● **WHAT YOU HAVE TO DO**: Skip the pictures. Reproduce all other material exactly.

● **MATERIAL FOR THIS TASK**:
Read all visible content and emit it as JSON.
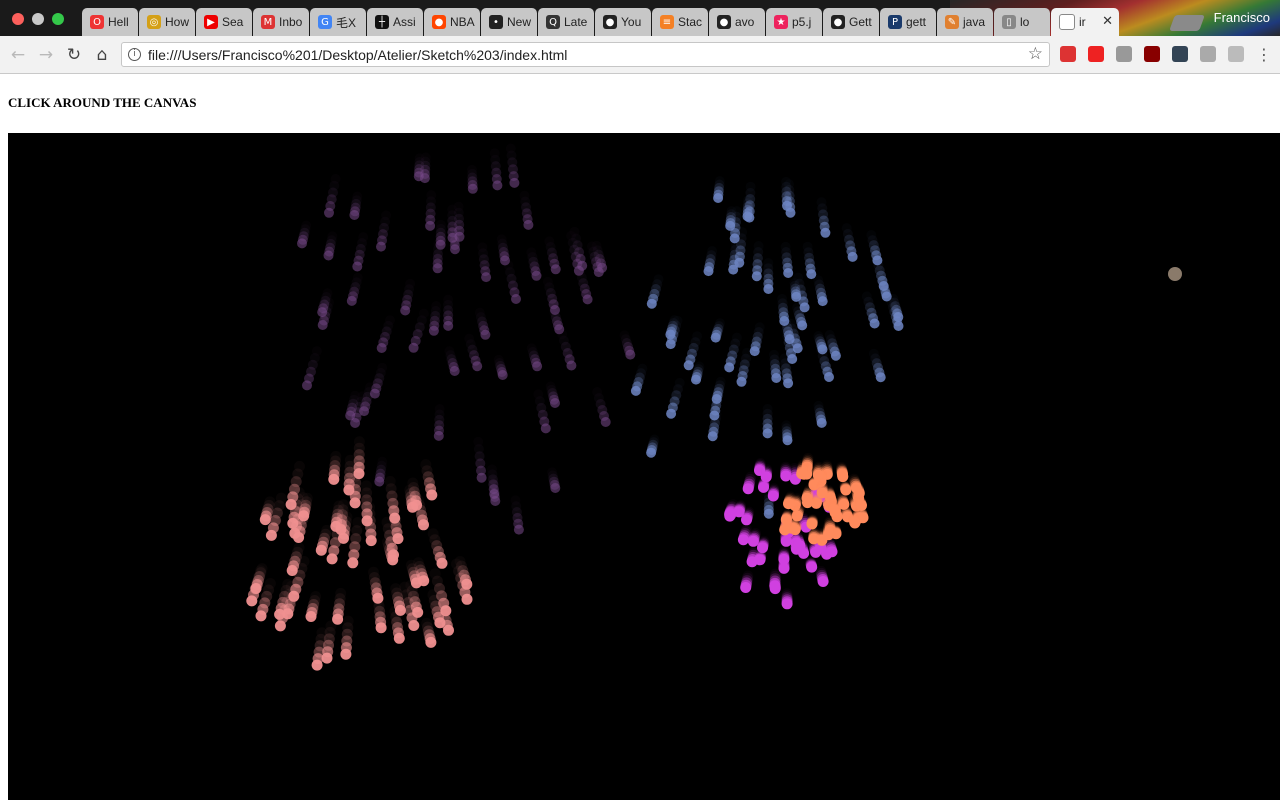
{
  "window": {
    "profile_name": "Francisco",
    "tabs": [
      {
        "label": "Hell",
        "icon": "opera-icon",
        "color": "#e33"
      },
      {
        "label": "How",
        "icon": "globe-icon",
        "color": "#d4a017"
      },
      {
        "label": "Sea",
        "icon": "youtube-icon",
        "color": "#e00"
      },
      {
        "label": "Inbo",
        "icon": "gmail-icon",
        "color": "#d33"
      },
      {
        "label": "毛X",
        "icon": "google-icon",
        "color": "#4285f4"
      },
      {
        "label": "Assi",
        "icon": "cross-icon",
        "color": "#111"
      },
      {
        "label": "NBA",
        "icon": "reddit-icon",
        "color": "#ff4500"
      },
      {
        "label": "New",
        "icon": "dot-icon",
        "color": "#222"
      },
      {
        "label": "Late",
        "icon": "quora-icon",
        "color": "#333"
      },
      {
        "label": "You",
        "icon": "github-icon",
        "color": "#222"
      },
      {
        "label": "Stac",
        "icon": "stackoverflow-icon",
        "color": "#f48024"
      },
      {
        "label": "avo",
        "icon": "github-icon",
        "color": "#222"
      },
      {
        "label": "p5.j",
        "icon": "star-icon",
        "color": "#ed225d"
      },
      {
        "label": "Gett",
        "icon": "github-icon",
        "color": "#222"
      },
      {
        "label": "gett",
        "icon": "p-icon",
        "color": "#1a3a6b"
      },
      {
        "label": "java",
        "icon": "pen-icon",
        "color": "#e08030"
      },
      {
        "label": "lo",
        "icon": "file-icon",
        "color": "#888"
      }
    ],
    "active_tab": {
      "label": "ir",
      "icon": "file-icon"
    }
  },
  "toolbar": {
    "url": "file:///Users/Francisco%201/Desktop/Atelier/Sketch%203/index.html",
    "extensions": [
      {
        "icon": "shield-extension-icon",
        "color": "#d33"
      },
      {
        "icon": "play-extension-icon",
        "color": "#e22"
      },
      {
        "icon": "chat-extension-icon",
        "color": "#999"
      },
      {
        "icon": "ublock-extension-icon",
        "color": "#800"
      },
      {
        "icon": "camera-extension-icon",
        "color": "#345"
      },
      {
        "icon": "puzzle-extension-icon",
        "color": "#aaa"
      },
      {
        "icon": "card-extension-icon",
        "color": "#bbb"
      }
    ]
  },
  "page": {
    "heading": "CLICK AROUND THE CANVAS",
    "canvas_background": "#000000"
  },
  "fireworks": [
    {
      "name": "violet-burst",
      "color": "#7a4a8c"
    },
    {
      "name": "blue-burst",
      "color": "#6e86c4"
    },
    {
      "name": "salmon-burst",
      "color": "#f09090"
    },
    {
      "name": "magenta-burst",
      "color": "#d040e0"
    },
    {
      "name": "orange-burst",
      "color": "#ff8a5c"
    },
    {
      "name": "lone-spark",
      "color": "#8a7a6a"
    }
  ]
}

● **ANSWER TO THIS EXERCISE**:
Read all visible content and emit it as JSON.
{
  "window": {
    "profile_name": "Francisco",
    "tabs": [
      {
        "label": "Hell",
        "icon": "opera-icon",
        "color": "#e33"
      },
      {
        "label": "How",
        "icon": "globe-icon",
        "color": "#d4a017"
      },
      {
        "label": "Sea",
        "icon": "youtube-icon",
        "color": "#e00"
      },
      {
        "label": "Inbo",
        "icon": "gmail-icon",
        "color": "#d33"
      },
      {
        "label": "毛X",
        "icon": "google-icon",
        "color": "#4285f4"
      },
      {
        "label": "Assi",
        "icon": "cross-icon",
        "color": "#111"
      },
      {
        "label": "NBA",
        "icon": "reddit-icon",
        "color": "#ff4500"
      },
      {
        "label": "New",
        "icon": "dot-icon",
        "color": "#222"
      },
      {
        "label": "Late",
        "icon": "quora-icon",
        "color": "#333"
      },
      {
        "label": "You",
        "icon": "github-icon",
        "color": "#222"
      },
      {
        "label": "Stac",
        "icon": "stackoverflow-icon",
        "color": "#f48024"
      },
      {
        "label": "avo",
        "icon": "github-icon",
        "color": "#222"
      },
      {
        "label": "p5.j",
        "icon": "star-icon",
        "color": "#ed225d"
      },
      {
        "label": "Gett",
        "icon": "github-icon",
        "color": "#222"
      },
      {
        "label": "gett",
        "icon": "p-icon",
        "color": "#1a3a6b"
      },
      {
        "label": "java",
        "icon": "pen-icon",
        "color": "#e08030"
      },
      {
        "label": "lo",
        "icon": "file-icon",
        "color": "#888"
      }
    ],
    "active_tab": {
      "label": "ir",
      "icon": "file-icon"
    }
  },
  "toolbar": {
    "url": "file:///Users/Francisco%201/Desktop/Atelier/Sketch%203/index.html",
    "extensions": [
      {
        "icon": "shield-extension-icon",
        "color": "#d33"
      },
      {
        "icon": "play-extension-icon",
        "color": "#e22"
      },
      {
        "icon": "chat-extension-icon",
        "color": "#999"
      },
      {
        "icon": "ublock-extension-icon",
        "color": "#800"
      },
      {
        "icon": "camera-extension-icon",
        "color": "#345"
      },
      {
        "icon": "puzzle-extension-icon",
        "color": "#aaa"
      },
      {
        "icon": "card-extension-icon",
        "color": "#bbb"
      }
    ]
  },
  "page": {
    "heading": "CLICK AROUND THE CANVAS",
    "canvas_background": "#000000"
  },
  "fireworks": [
    {
      "name": "violet-burst",
      "color": "#7a4a8c"
    },
    {
      "name": "blue-burst",
      "color": "#6e86c4"
    },
    {
      "name": "salmon-burst",
      "color": "#f09090"
    },
    {
      "name": "magenta-burst",
      "color": "#d040e0"
    },
    {
      "name": "orange-burst",
      "color": "#ff8a5c"
    },
    {
      "name": "lone-spark",
      "color": "#8a7a6a"
    }
  ]
}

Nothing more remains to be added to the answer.